• Prompt
Pick out each line containing the string "this".

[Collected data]

- - - - - - -

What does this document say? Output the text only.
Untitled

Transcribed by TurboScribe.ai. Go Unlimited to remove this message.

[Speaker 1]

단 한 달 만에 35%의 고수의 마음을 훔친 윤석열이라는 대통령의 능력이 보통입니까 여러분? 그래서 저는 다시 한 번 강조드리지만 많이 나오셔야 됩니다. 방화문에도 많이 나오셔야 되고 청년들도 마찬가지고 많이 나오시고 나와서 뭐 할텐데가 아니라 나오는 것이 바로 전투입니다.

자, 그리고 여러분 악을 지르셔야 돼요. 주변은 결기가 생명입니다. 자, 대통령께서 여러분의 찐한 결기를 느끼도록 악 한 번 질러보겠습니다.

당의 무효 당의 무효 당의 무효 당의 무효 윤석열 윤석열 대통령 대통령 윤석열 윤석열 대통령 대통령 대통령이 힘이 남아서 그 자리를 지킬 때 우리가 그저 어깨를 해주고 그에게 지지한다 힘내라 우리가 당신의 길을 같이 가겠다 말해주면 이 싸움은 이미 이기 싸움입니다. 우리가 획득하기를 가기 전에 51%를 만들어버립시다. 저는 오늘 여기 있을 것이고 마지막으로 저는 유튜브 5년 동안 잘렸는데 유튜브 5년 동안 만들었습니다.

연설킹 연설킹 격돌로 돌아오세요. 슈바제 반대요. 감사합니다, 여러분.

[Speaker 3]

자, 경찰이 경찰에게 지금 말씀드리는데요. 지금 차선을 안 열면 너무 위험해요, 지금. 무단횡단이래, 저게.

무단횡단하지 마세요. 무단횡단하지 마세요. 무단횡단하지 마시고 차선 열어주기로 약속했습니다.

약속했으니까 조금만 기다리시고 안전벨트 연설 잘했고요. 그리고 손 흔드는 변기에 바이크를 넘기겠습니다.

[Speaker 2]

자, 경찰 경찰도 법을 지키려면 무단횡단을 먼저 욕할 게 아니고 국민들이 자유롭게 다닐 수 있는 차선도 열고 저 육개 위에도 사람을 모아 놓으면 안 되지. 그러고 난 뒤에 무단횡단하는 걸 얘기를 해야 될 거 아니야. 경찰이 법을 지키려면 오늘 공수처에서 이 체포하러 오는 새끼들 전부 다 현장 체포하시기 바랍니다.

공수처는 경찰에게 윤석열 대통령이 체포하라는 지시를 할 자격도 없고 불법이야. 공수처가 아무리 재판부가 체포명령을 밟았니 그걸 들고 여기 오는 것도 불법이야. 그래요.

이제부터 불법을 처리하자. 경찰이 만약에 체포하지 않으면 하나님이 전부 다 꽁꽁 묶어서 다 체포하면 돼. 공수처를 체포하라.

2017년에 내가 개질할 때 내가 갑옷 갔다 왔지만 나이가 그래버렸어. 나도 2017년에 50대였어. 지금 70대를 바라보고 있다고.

- - - - - - -

• Answer
What does this document say? Output the text only.
Transcribed by TurboScribe.ai. Go Unlimited to remove this message.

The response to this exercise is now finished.